• **What the task asks**
Your task is to transcribe all of the data below exactly, omitting the images.
# # # # # # #
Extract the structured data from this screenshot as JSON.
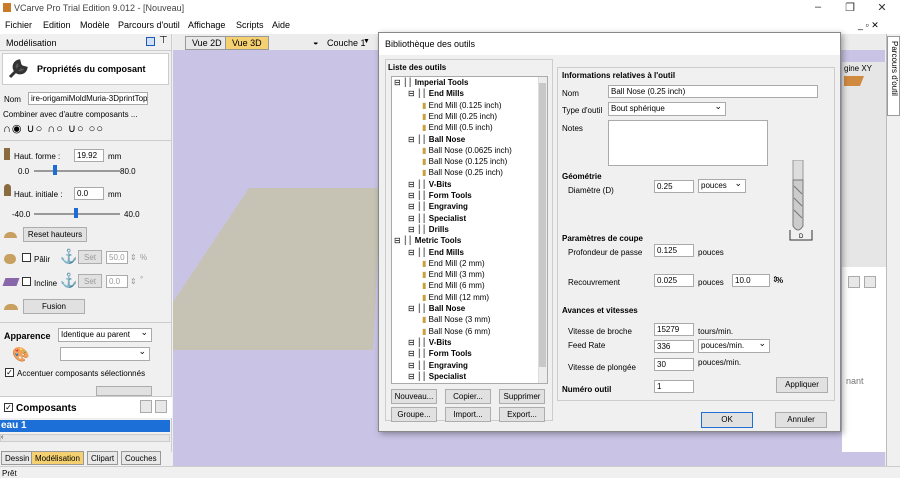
{
  "app": {
    "title": "VCarve Pro Trial Edition 9.012 - [Nouveau]",
    "status": "Prêt"
  },
  "menu": [
    "Fichier",
    "Edition",
    "Modèle",
    "Parcours d'outil",
    "Affichage",
    "Scripts",
    "Aide"
  ],
  "left": {
    "header": "Modélisation",
    "props_title": "Propriétés du composant",
    "name_label": "Nom",
    "name_value": "ire-origamiMoldMuria-3DprintTop",
    "combine_label": "Combiner avec d'autre composants ...",
    "haut_forme_label": "Haut. forme :",
    "haut_forme": "19.92",
    "unit_mm": "mm",
    "slider1_min": "0.0",
    "slider1_max": "80.0",
    "haut_init_label": "Haut. initiale :",
    "haut_init": "0.0",
    "slider2_min": "-40.0",
    "slider2_max": "40.0",
    "reset_label": "Reset hauteurs",
    "palier_label": "Pâlir",
    "set": "Set",
    "palier_val": "50.0",
    "pct": "%",
    "incline_label": "Incline",
    "incline_val": "0.0",
    "deg": "°",
    "fusion": "Fusion",
    "apparence_label": "Apparence",
    "apparence_value": "Identique au parent",
    "accent_label": "Accentuer composants sélectionnés",
    "composants_label": "Composants",
    "niveau": "eau 1",
    "tabs": [
      "Dessin",
      "Modélisation",
      "Clipart",
      "Couches"
    ]
  },
  "view": {
    "tab2d": "Vue 2D",
    "tab3d": "Vue 3D",
    "couche": "Couche 1",
    "right_label": "gine XY",
    "right_text": "nant",
    "right_tab": "Parcours d'outil"
  },
  "dialog": {
    "title": "Bibliothèque des outils",
    "list_title": "Liste des outils",
    "tree": [
      {
        "t": "Imperial Tools",
        "lvl": 0,
        "bold": true
      },
      {
        "t": "End Mills",
        "lvl": 1,
        "bold": true
      },
      {
        "t": "End Mill (0.125 inch)",
        "lvl": 2
      },
      {
        "t": "End Mill (0.25 inch)",
        "lvl": 2
      },
      {
        "t": "End Mill (0.5 inch)",
        "lvl": 2
      },
      {
        "t": "Ball Nose",
        "lvl": 1,
        "bold": true
      },
      {
        "t": "Ball Nose (0.0625 inch)",
        "lvl": 2
      },
      {
        "t": "Ball Nose (0.125 inch)",
        "lvl": 2
      },
      {
        "t": "Ball Nose (0.25 inch)",
        "lvl": 2
      },
      {
        "t": "V-Bits",
        "lvl": 1,
        "bold": true
      },
      {
        "t": "Form Tools",
        "lvl": 1,
        "bold": true
      },
      {
        "t": "Engraving",
        "lvl": 1,
        "bold": true
      },
      {
        "t": "Specialist",
        "lvl": 1,
        "bold": true
      },
      {
        "t": "Drills",
        "lvl": 1,
        "bold": true
      },
      {
        "t": "Metric Tools",
        "lvl": 0,
        "bold": true
      },
      {
        "t": "End Mills",
        "lvl": 1,
        "bold": true
      },
      {
        "t": "End Mill (2 mm)",
        "lvl": 2
      },
      {
        "t": "End Mill (3 mm)",
        "lvl": 2
      },
      {
        "t": "End Mill (6 mm)",
        "lvl": 2
      },
      {
        "t": "End Mill (12 mm)",
        "lvl": 2
      },
      {
        "t": "Ball Nose",
        "lvl": 1,
        "bold": true
      },
      {
        "t": "Ball Nose (3 mm)",
        "lvl": 2
      },
      {
        "t": "Ball Nose (6 mm)",
        "lvl": 2
      },
      {
        "t": "V-Bits",
        "lvl": 1,
        "bold": true
      },
      {
        "t": "Form Tools",
        "lvl": 1,
        "bold": true
      },
      {
        "t": "Engraving",
        "lvl": 1,
        "bold": true
      },
      {
        "t": "Specialist",
        "lvl": 1,
        "bold": true
      }
    ],
    "buttons": {
      "nouveau": "Nouveau...",
      "copier": "Copier...",
      "supprimer": "Supprimer",
      "groupe": "Groupe...",
      "import": "Import...",
      "export": "Export...",
      "ok": "OK",
      "annuler": "Annuler",
      "appliquer": "Appliquer"
    },
    "info_title": "Informations relatives à l'outil",
    "nom_label": "Nom",
    "nom": "Ball Nose (0.25 inch)",
    "type_label": "Type d'outil",
    "type": "Bout sphérique",
    "notes_label": "Notes",
    "geo_title": "Géométrie",
    "diam_label": "Diamètre (D)",
    "diam": "0.25",
    "unit_pouces": "pouces",
    "coupe_title": "Paramètres de coupe",
    "prof_label": "Profondeur de passe",
    "prof": "0.125",
    "recouv_label": "Recouvrement",
    "recouv": "0.025",
    "recouv_pct": "10.0",
    "pct": "%",
    "vit_title": "Avances et vitesses",
    "broche_label": "Vitesse de broche",
    "broche": "15279",
    "broche_unit": "tours/min.",
    "feed_label": "Feed Rate",
    "feed": "336",
    "feed_unit": "pouces/min.",
    "plong_label": "Vitesse de plongée",
    "plong": "30",
    "plong_unit": "pouces/min.",
    "numero_label": "Numéro outil",
    "numero": "1"
  }
}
# # # # # # #
• **Reply to the task**
Extract the structured data from this screenshot as JSON.
{
  "app": {
    "title": "VCarve Pro Trial Edition 9.012 - [Nouveau]",
    "status": "Prêt"
  },
  "menu": [
    "Fichier",
    "Edition",
    "Modèle",
    "Parcours d'outil",
    "Affichage",
    "Scripts",
    "Aide"
  ],
  "left": {
    "header": "Modélisation",
    "props_title": "Propriétés du composant",
    "name_label": "Nom",
    "name_value": "ire-origamiMoldMuria-3DprintTop",
    "combine_label": "Combiner avec d'autre composants ...",
    "haut_forme_label": "Haut. forme :",
    "haut_forme": "19.92",
    "unit_mm": "mm",
    "slider1_min": "0.0",
    "slider1_max": "80.0",
    "haut_init_label": "Haut. initiale :",
    "haut_init": "0.0",
    "slider2_min": "-40.0",
    "slider2_max": "40.0",
    "reset_label": "Reset hauteurs",
    "palier_label": "Pâlir",
    "set": "Set",
    "palier_val": "50.0",
    "pct": "%",
    "incline_label": "Incline",
    "incline_val": "0.0",
    "deg": "°",
    "fusion": "Fusion",
    "apparence_label": "Apparence",
    "apparence_value": "Identique au parent",
    "accent_label": "Accentuer composants sélectionnés",
    "composants_label": "Composants",
    "niveau": "eau 1",
    "tabs": [
      "Dessin",
      "Modélisation",
      "Clipart",
      "Couches"
    ]
  },
  "view": {
    "tab2d": "Vue 2D",
    "tab3d": "Vue 3D",
    "couche": "Couche 1",
    "right_label": "gine XY",
    "right_text": "nant",
    "right_tab": "Parcours d'outil"
  },
  "dialog": {
    "title": "Bibliothèque des outils",
    "list_title": "Liste des outils",
    "tree": [
      {
        "t": "Imperial Tools",
        "lvl": 0,
        "bold": true
      },
      {
        "t": "End Mills",
        "lvl": 1,
        "bold": true
      },
      {
        "t": "End Mill (0.125 inch)",
        "lvl": 2
      },
      {
        "t": "End Mill (0.25 inch)",
        "lvl": 2
      },
      {
        "t": "End Mill (0.5 inch)",
        "lvl": 2
      },
      {
        "t": "Ball Nose",
        "lvl": 1,
        "bold": true
      },
      {
        "t": "Ball Nose (0.0625 inch)",
        "lvl": 2
      },
      {
        "t": "Ball Nose (0.125 inch)",
        "lvl": 2
      },
      {
        "t": "Ball Nose (0.25 inch)",
        "lvl": 2
      },
      {
        "t": "V-Bits",
        "lvl": 1,
        "bold": true
      },
      {
        "t": "Form Tools",
        "lvl": 1,
        "bold": true
      },
      {
        "t": "Engraving",
        "lvl": 1,
        "bold": true
      },
      {
        "t": "Specialist",
        "lvl": 1,
        "bold": true
      },
      {
        "t": "Drills",
        "lvl": 1,
        "bold": true
      },
      {
        "t": "Metric Tools",
        "lvl": 0,
        "bold": true
      },
      {
        "t": "End Mills",
        "lvl": 1,
        "bold": true
      },
      {
        "t": "End Mill (2 mm)",
        "lvl": 2
      },
      {
        "t": "End Mill (3 mm)",
        "lvl": 2
      },
      {
        "t": "End Mill (6 mm)",
        "lvl": 2
      },
      {
        "t": "End Mill (12 mm)",
        "lvl": 2
      },
      {
        "t": "Ball Nose",
        "lvl": 1,
        "bold": true
      },
      {
        "t": "Ball Nose (3 mm)",
        "lvl": 2
      },
      {
        "t": "Ball Nose (6 mm)",
        "lvl": 2
      },
      {
        "t": "V-Bits",
        "lvl": 1,
        "bold": true
      },
      {
        "t": "Form Tools",
        "lvl": 1,
        "bold": true
      },
      {
        "t": "Engraving",
        "lvl": 1,
        "bold": true
      },
      {
        "t": "Specialist",
        "lvl": 1,
        "bold": true
      }
    ],
    "buttons": {
      "nouveau": "Nouveau...",
      "copier": "Copier...",
      "supprimer": "Supprimer",
      "groupe": "Groupe...",
      "import": "Import...",
      "export": "Export...",
      "ok": "OK",
      "annuler": "Annuler",
      "appliquer": "Appliquer"
    },
    "info_title": "Informations relatives à l'outil",
    "nom_label": "Nom",
    "nom": "Ball Nose (0.25 inch)",
    "type_label": "Type d'outil",
    "type": "Bout sphérique",
    "notes_label": "Notes",
    "geo_title": "Géométrie",
    "diam_label": "Diamètre (D)",
    "diam": "0.25",
    "unit_pouces": "pouces",
    "coupe_title": "Paramètres de coupe",
    "prof_label": "Profondeur de passe",
    "prof": "0.125",
    "recouv_label": "Recouvrement",
    "recouv": "0.025",
    "recouv_pct": "10.0",
    "pct": "%",
    "vit_title": "Avances et vitesses",
    "broche_label": "Vitesse de broche",
    "broche": "15279",
    "broche_unit": "tours/min.",
    "feed_label": "Feed Rate",
    "feed": "336",
    "feed_unit": "pouces/min.",
    "plong_label": "Vitesse de plongée",
    "plong": "30",
    "plong_unit": "pouces/min.",
    "numero_label": "Numéro outil",
    "numero": "1"
  }
}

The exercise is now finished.